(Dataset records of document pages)
····················

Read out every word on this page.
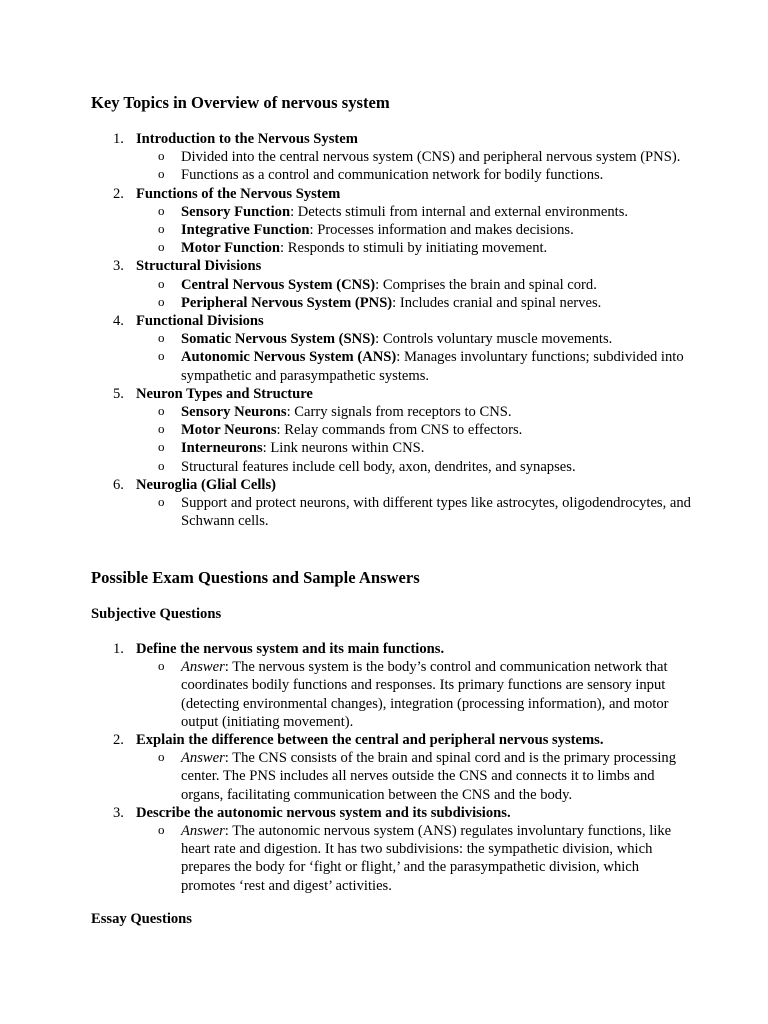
Key Topics in Overview of nervous system
1. Introduction to the Nervous System
o Divided into the central nervous system (CNS) and peripheral nervous system (PNS).
o Functions as a control and communication network for bodily functions.
2. Functions of the Nervous System
o Sensory Function: Detects stimuli from internal and external environments.
o Integrative Function: Processes information and makes decisions.
o Motor Function: Responds to stimuli by initiating movement.
3. Structural Divisions
o Central Nervous System (CNS): Comprises the brain and spinal cord.
o Peripheral Nervous System (PNS): Includes cranial and spinal nerves.
4. Functional Divisions
o Somatic Nervous System (SNS): Controls voluntary muscle movements.
o Autonomic Nervous System (ANS): Manages involuntary functions; subdivided into sympathetic and parasympathetic systems.
5. Neuron Types and Structure
o Sensory Neurons: Carry signals from receptors to CNS.
o Motor Neurons: Relay commands from CNS to effectors.
o Interneurons: Link neurons within CNS.
o Structural features include cell body, axon, dendrites, and synapses.
6. Neuroglia (Glial Cells)
o Support and protect neurons, with different types like astrocytes, oligodendrocytes, and Schwann cells.
Possible Exam Questions and Sample Answers
Subjective Questions
1. Define the nervous system and its main functions.
o Answer: The nervous system is the body’s control and communication network that coordinates bodily functions and responses. Its primary functions are sensory input (detecting environmental changes), integration (processing information), and motor output (initiating movement).
2. Explain the difference between the central and peripheral nervous systems.
o Answer: The CNS consists of the brain and spinal cord and is the primary processing center. The PNS includes all nerves outside the CNS and connects it to limbs and organs, facilitating communication between the CNS and the body.
3. Describe the autonomic nervous system and its subdivisions.
o Answer: The autonomic nervous system (ANS) regulates involuntary functions, like heart rate and digestion. It has two subdivisions: the sympathetic division, which prepares the body for ‘fight or flight,’ and the parasympathetic division, which promotes ‘rest and digest’ activities.
Essay Questions
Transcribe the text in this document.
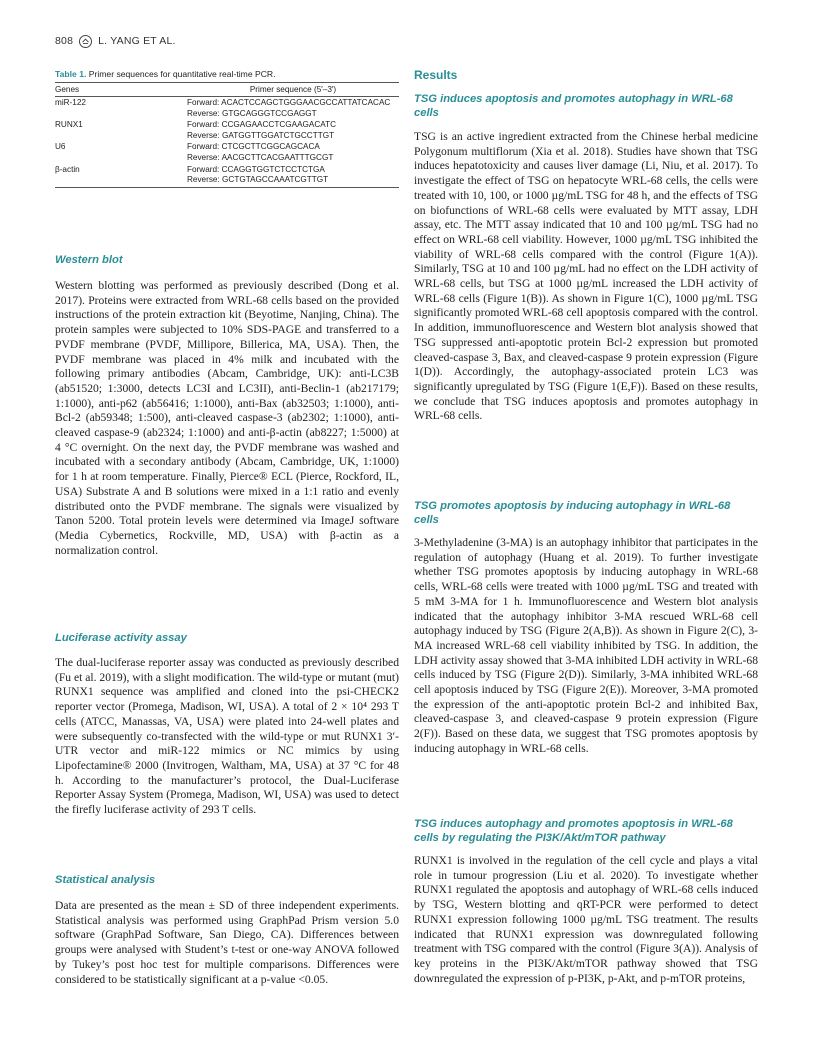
808 L. YANG ET AL.
Table 1. Primer sequences for quantitative real-time PCR.
Genes	Primer sequence (5′–3′)
miR-122	Forward: ACACTCCAGCTGGGAACGCCATTATCACAC
	Reverse: GTGCAGGGTCCGAGGT
RUNX1	Forward: CCGAGAACCTCGAAGACATC
	Reverse: GATGGTTGGATCTGCCTTGT
U6	Forward: CTCGCTTCGGCAGCACA
	Reverse: AACGCTTCACGAATTTGCGT
β-actin	Forward: CCAGGTGGTCTCCTCTGA
	Reverse: GCTGTAGCCAAATCGTTGT
Western blot

Western blotting was performed as previously described (Dong et al. 2017). Proteins were extracted from WRL-68 cells based on the provided instructions of the protein extraction kit (Beyotime, Nanjing, China). The protein samples were subjected to 10% SDS-PAGE and transferred to a PVDF membrane (PVDF, Millipore, Billerica, MA, USA). Then, the PVDF membrane was placed in 4% milk and incubated with the following primary antibodies (Abcam, Cambridge, UK): anti-LC3B (ab51520; 1:3000, detects LC3I and LC3II), anti-Beclin-1 (ab217179; 1:1000), anti-p62 (ab56416; 1:1000), anti-Bax (ab32503; 1:1000), anti-Bcl-2 (ab59348; 1:500), anti-cleaved caspase-3 (ab2302; 1:1000), anti-cleaved caspase-9 (ab2324; 1:1000) and anti-β-actin (ab8227; 1:5000) at 4 °C overnight. On the next day, the PVDF membrane was washed and incubated with a secondary antibody (Abcam, Cambridge, UK, 1:1000) for 1 h at room temperature. Finally, Pierce® ECL (Pierce, Rockford, IL, USA) Substrate A and B solutions were mixed in a 1:1 ratio and evenly distributed onto the PVDF membrane. The signals were visualized by Tanon 5200. Total protein levels were determined via ImageJ software (Media Cybernetics, Rockville, MD, USA) with β-actin as a normalization control.

Luciferase activity assay

The dual-luciferase reporter assay was conducted as previously described (Fu et al. 2019), with a slight modification. The wild-type or mutant (mut) RUNX1 sequence was amplified and cloned into the psi-CHECK2 reporter vector (Promega, Madison, WI, USA). A total of 2 × 10⁴ 293 T cells (ATCC, Manassas, VA, USA) were plated into 24-well plates and were subsequently co-transfected with the wild-type or mut RUNX1 3′-UTR vector and miR-122 mimics or NC mimics by using Lipofectamine® 2000 (Invitrogen, Waltham, MA, USA) at 37 °C for 48 h. According to the manufacturer’s protocol, the Dual-Luciferase Reporter Assay System (Promega, Madison, WI, USA) was used to detect the firefly luciferase activity of 293 T cells.

Statistical analysis

Data are presented as the mean ± SD of three independent experiments. Statistical analysis was performed using GraphPad Prism version 5.0 software (GraphPad Software, San Diego, CA). Differences between groups were analysed with Student’s t-test or one-way ANOVA followed by Tukey’s post hoc test for multiple comparisons. Differences were considered to be statistically significant at a p-value <0.05.

Results
TSG induces apoptosis and promotes autophagy in WRL-68 cells

TSG is an active ingredient extracted from the Chinese herbal medicine Polygonum multiflorum (Xia et al. 2018). Studies have shown that TSG induces hepatotoxicity and causes liver damage (Li, Niu, et al. 2017). To investigate the effect of TSG on hepatocyte WRL-68 cells, the cells were treated with 10, 100, or 1000 µg/mL TSG for 48 h, and the effects of TSG on biofunctions of WRL-68 cells were evaluated by MTT assay, LDH assay, etc. The MTT assay indicated that 10 and 100 µg/mL TSG had no effect on WRL-68 cell viability. However, 1000 µg/mL TSG inhibited the viability of WRL-68 cells compared with the control (Figure 1(A)). Similarly, TSG at 10 and 100 µg/mL had no effect on the LDH activity of WRL-68 cells, but TSG at 1000 µg/mL increased the LDH activity of WRL-68 cells (Figure 1(B)). As shown in Figure 1(C), 1000 µg/mL TSG significantly promoted WRL-68 cell apoptosis compared with the control. In addition, immunofluorescence and Western blot analysis showed that TSG suppressed anti-apoptotic protein Bcl-2 expression but promoted cleaved-caspase 3, Bax, and cleaved-caspase 9 protein expression (Figure 1(D)). Accordingly, the autophagy-associated protein LC3 was significantly upregulated by TSG (Figure 1(E,F)). Based on these results, we conclude that TSG induces apoptosis and promotes autophagy in WRL-68 cells.

TSG promotes apoptosis by inducing autophagy in WRL-68 cells

3-Methyladenine (3-MA) is an autophagy inhibitor that participates in the regulation of autophagy (Huang et al. 2019). To further investigate whether TSG promotes apoptosis by inducing autophagy in WRL-68 cells, WRL-68 cells were treated with 1000 µg/mL TSG and treated with 5 mM 3-MA for 1 h. Immunofluorescence and Western blot analysis indicated that the autophagy inhibitor 3-MA rescued WRL-68 cell autophagy induced by TSG (Figure 2(A,B)). As shown in Figure 2(C), 3-MA increased WRL-68 cell viability inhibited by TSG. In addition, the LDH activity assay showed that 3-MA inhibited LDH activity in WRL-68 cells induced by TSG (Figure 2(D)). Similarly, 3-MA inhibited WRL-68 cell apoptosis induced by TSG (Figure 2(E)). Moreover, 3-MA promoted the expression of the anti-apoptotic protein Bcl-2 and inhibited Bax, cleaved-caspase 3, and cleaved-caspase 9 protein expression (Figure 2(F)). Based on these data, we suggest that TSG promotes apoptosis by inducing autophagy in WRL-68 cells.

TSG induces autophagy and promotes apoptosis in WRL-68 cells by regulating the PI3K/Akt/mTOR pathway

RUNX1 is involved in the regulation of the cell cycle and plays a vital role in tumour progression (Liu et al. 2020). To investigate whether RUNX1 regulated the apoptosis and autophagy of WRL-68 cells induced by TSG, Western blotting and qRT-PCR were performed to detect RUNX1 expression following 1000 µg/mL TSG treatment. The results indicated that RUNX1 expression was downregulated following treatment with TSG compared with the control (Figure 3(A)). Analysis of key proteins in the PI3K/Akt/mTOR pathway showed that TSG downregulated the expression of p-PI3K, p-Akt, and p-mTOR proteins,
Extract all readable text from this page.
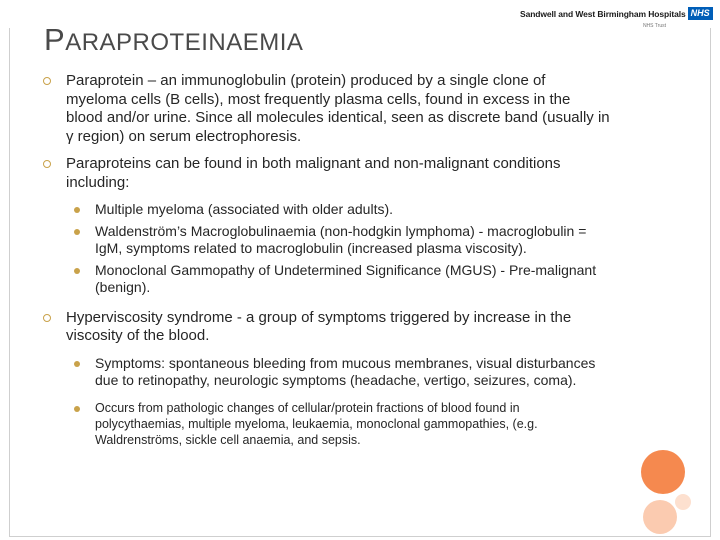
PARAPROTEINAEMIA
Sandwell and West Birmingham Hospitals NHS
NHS Trust
Paraprotein – an immunoglobulin (protein) produced by a single clone of myeloma cells (B cells), most frequently plasma cells, found in excess in the blood and/or urine. Since all molecules identical, seen as discrete band (usually in γ region) on serum electrophoresis.
Paraproteins can be found in both malignant and non-malignant conditions including:
Multiple myeloma (associated with older adults).
Waldenström’s Macroglobulinaemia (non-hodgkin lymphoma) - macroglobulin = IgM, symptoms related to macroglobulin (increased plasma viscosity).
Monoclonal Gammopathy of Undetermined Significance (MGUS) - Pre-malignant (benign).
Hyperviscosity syndrome - a group of symptoms triggered by increase in the viscosity of the blood.
Symptoms: spontaneous bleeding from mucous membranes, visual disturbances due to retinopathy, neurologic symptoms (headache, vertigo, seizures, coma).
Occurs from pathologic changes of cellular/protein fractions of blood found in polycythaemias, multiple myeloma, leukaemia, monoclonal gammopathies, (e.g. Waldrenströms, sickle cell anaemia, and sepsis.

····················

> ABOUT THIS EXERCISE: In the records shown above, how many lines include the word "viscosity"? Answer with the number only.

> EXPECTED ANSWER: 2